Reading text:
Comparative studyBMJ 2003; 327 doi: https://doi.org/10.1136/bmj.327.7428.1389 (Published 11 December 2003) Cite this as: BMJ 2003;327:1389
- Sally Pickard, staff grade ()1,
- Paula Baraitser, senior clinical medical officer2,
- Janice Rymer, senior lecturer3,
- Johanna Piper, research officer4
- 1Department of Reproductive Health Care, Lewisham Primary Care Trust, London, SE5 7RN
- 2Department of Reproductive Health Care, Southwark Primary Care Trust, London, SE5 7RN
- 3Department of Obstetrics and Gynaecology, Guy's, King's, and St Thomas's School of Medicine, London SE1 9RT
- 4Research Support Unit for Primary and Community Care, Southwark Primary Care Trust, 258 Waterloo Road, London SE1 8RG
- Correspondence to: S Pickard, Department of Family Planning, Bedford House, Havelock Place, Shelton, Stoke-on-Trent ST1 4PR
- Accepted 11 September 2003
Objectives To train laywomen to become professional patients in order to teach medical students speculum and bimanual examination, to assess their effectiveness in this role, and to incorporate this method of teaching into the undergraduate curriculum of a medical school in the United Kingdom.
Design Comparative study.
Setting Guy's, King's, and St Thomas's School of Medicine, London.
Participants 44 medical students trained by gynaecology teaching associates; 48 control students.
Main outcome measure Skills in pelvic examination.
Results Six laywomen were recruited and all successfully graduated to become gynaecology teaching associates. At assessment 1, in the third week of the reproductive and sexual health block, the mean score achieved by students trained by gynaecology teaching associates was 155, compared with 104 for control group students (difference in mean scores 51 (95% confidence interval 41 to 61), P < 0.001). Similar results were obtained at assessment 2, at the end of the attachment—the mean score for trained students was 148, compared with a mean score of 114 for control group students (difference in mean scores 34 (21 to 46), P < 0.001).
Conclusions Laywomen can be trained to teach pelvic examination to medical students in the United Kingdom. Students who receive this training have better skills than students who receive the traditional training alone.

Records shown:
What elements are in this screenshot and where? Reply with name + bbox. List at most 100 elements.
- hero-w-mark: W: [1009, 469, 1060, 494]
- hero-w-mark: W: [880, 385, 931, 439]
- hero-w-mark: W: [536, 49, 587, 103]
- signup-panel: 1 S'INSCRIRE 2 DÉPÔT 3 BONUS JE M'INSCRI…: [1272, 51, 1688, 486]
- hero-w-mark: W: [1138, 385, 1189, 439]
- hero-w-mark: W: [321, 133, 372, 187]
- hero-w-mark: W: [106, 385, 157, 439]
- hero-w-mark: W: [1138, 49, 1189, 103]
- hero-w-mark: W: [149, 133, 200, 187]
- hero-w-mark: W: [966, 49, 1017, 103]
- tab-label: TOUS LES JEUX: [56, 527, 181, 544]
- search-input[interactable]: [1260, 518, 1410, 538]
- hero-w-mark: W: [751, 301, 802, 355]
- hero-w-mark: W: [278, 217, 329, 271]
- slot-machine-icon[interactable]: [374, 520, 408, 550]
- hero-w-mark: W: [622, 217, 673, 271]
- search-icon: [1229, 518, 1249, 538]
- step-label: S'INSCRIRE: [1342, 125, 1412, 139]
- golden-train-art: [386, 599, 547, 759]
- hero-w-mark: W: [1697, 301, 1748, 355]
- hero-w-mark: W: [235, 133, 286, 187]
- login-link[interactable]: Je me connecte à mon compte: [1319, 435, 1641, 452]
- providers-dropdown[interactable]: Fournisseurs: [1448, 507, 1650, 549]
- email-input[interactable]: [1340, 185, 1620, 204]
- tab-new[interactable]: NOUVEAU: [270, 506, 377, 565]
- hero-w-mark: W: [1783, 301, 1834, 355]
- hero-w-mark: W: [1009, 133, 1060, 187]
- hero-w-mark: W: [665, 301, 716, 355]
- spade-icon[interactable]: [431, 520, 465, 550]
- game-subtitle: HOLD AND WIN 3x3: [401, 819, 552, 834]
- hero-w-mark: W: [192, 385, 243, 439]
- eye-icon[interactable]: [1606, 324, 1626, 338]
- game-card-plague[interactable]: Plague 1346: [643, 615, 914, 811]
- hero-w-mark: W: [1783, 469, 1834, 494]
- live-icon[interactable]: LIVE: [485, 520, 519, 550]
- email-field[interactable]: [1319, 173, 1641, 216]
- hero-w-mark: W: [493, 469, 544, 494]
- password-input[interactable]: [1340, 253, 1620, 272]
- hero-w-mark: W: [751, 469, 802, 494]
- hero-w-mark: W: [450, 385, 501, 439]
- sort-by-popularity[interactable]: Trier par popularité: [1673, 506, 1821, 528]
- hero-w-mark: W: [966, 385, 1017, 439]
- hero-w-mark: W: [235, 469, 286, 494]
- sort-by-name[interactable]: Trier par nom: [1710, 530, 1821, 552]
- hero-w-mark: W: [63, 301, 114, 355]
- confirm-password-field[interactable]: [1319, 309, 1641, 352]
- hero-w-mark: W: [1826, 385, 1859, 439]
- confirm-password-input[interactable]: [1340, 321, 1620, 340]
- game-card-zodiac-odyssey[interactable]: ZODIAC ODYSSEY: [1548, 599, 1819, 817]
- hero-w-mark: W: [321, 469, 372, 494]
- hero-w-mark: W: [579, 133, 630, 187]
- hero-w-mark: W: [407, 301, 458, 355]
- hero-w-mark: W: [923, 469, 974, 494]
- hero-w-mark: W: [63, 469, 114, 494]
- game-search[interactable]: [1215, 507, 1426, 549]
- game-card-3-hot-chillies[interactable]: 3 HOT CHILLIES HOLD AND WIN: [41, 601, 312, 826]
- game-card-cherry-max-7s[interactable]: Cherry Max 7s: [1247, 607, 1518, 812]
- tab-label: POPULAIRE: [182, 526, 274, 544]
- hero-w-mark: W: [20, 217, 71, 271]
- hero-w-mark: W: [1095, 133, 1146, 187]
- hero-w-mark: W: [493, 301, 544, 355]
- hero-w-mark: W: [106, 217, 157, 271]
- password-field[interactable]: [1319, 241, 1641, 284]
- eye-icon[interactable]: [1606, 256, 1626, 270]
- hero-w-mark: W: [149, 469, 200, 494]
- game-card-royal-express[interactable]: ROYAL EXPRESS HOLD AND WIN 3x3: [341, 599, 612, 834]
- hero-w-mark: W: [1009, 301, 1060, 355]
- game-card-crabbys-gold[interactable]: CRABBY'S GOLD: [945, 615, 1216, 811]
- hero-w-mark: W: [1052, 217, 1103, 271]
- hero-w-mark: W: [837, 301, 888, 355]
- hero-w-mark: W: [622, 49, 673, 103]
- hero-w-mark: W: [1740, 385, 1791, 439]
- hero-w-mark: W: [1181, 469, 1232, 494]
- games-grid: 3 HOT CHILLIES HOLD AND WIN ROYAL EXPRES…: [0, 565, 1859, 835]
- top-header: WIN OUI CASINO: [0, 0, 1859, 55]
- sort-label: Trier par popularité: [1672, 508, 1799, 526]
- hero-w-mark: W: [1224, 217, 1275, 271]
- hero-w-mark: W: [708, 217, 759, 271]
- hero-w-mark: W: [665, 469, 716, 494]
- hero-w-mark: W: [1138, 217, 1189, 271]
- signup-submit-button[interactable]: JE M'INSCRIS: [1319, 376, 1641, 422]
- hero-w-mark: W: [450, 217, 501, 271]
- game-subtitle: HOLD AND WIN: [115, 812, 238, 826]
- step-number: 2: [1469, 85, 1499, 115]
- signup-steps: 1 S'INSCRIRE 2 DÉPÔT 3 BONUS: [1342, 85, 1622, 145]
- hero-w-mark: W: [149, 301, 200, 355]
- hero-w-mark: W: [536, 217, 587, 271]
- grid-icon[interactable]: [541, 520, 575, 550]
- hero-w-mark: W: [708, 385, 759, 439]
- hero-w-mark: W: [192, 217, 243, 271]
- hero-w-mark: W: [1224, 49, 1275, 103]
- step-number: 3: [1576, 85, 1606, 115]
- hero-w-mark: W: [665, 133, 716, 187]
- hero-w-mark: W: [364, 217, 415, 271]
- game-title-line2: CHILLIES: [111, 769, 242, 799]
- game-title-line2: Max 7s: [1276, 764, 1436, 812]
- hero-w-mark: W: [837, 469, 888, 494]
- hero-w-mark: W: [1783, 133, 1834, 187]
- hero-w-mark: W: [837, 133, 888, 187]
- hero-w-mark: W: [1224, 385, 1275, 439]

What you need to do:
1. Summarize the abstract on laywomen teaching pelvic examination in two sentences.
2. Extend the abstract on training laywomen to teach pelvic examination by writing the section that would follow its conclusions.

Answers for each item:
1. Six laywomen were trained as gynaecology teaching associates to teach medical students speculum and bimanual examination at Guy's, King's, and St Thomas's School of Medicine in London, and all of them graduated to the role. At both assessments, students they trained scored significantly higher on pelvic examination skills than control students, showing that laywomen can be trained to teach this examination and that students who receive this training have better skills than those who receive only traditional training.

2.
Gynaecology teaching associates are women trained to teach pelvic examination while themselves being examined. They usually work in pairs, with one acting as the patient and the other as the instructor. Gynaecology teaching associates are used in the United States, Canada, Australia, and Scandinavia.1–3 They are not used in the United Kingdom, for reasons that remain unclear.4 This teaching method is highly effective.5–15 It is also an efficient use of resources and acceptable to medical students as well as to heads of department.16–19 In 1989 two medical schools in the United Kingdom were considering the use of gynaecology teaching associates, but little enthusiasm and some aversion to this approach was reported.4 Current teaching of intimate examinations in medical schools in the United Kingdom relies on students practising on anaesthetised patients or patients in clinics and on plastic models.4 19 20 Problems inherent in these traditional methods include a lack of time in out-patient clinics, where the environment is often not conducive to learning, lack of opportunity to practise communication skills, and lack of feedback from patients. Training in intimate examinations needs to be improved, as some students are graduating unable to do an effective pelvic examination.20
We aimed to recruit and train laywomen to become professional patients in order to teach medical students speculum and bimanual examination, to assess their effectiveness in this role, and to incorporate this teaching method into the undergraduate curriculum of a medical school in the United Kingdom.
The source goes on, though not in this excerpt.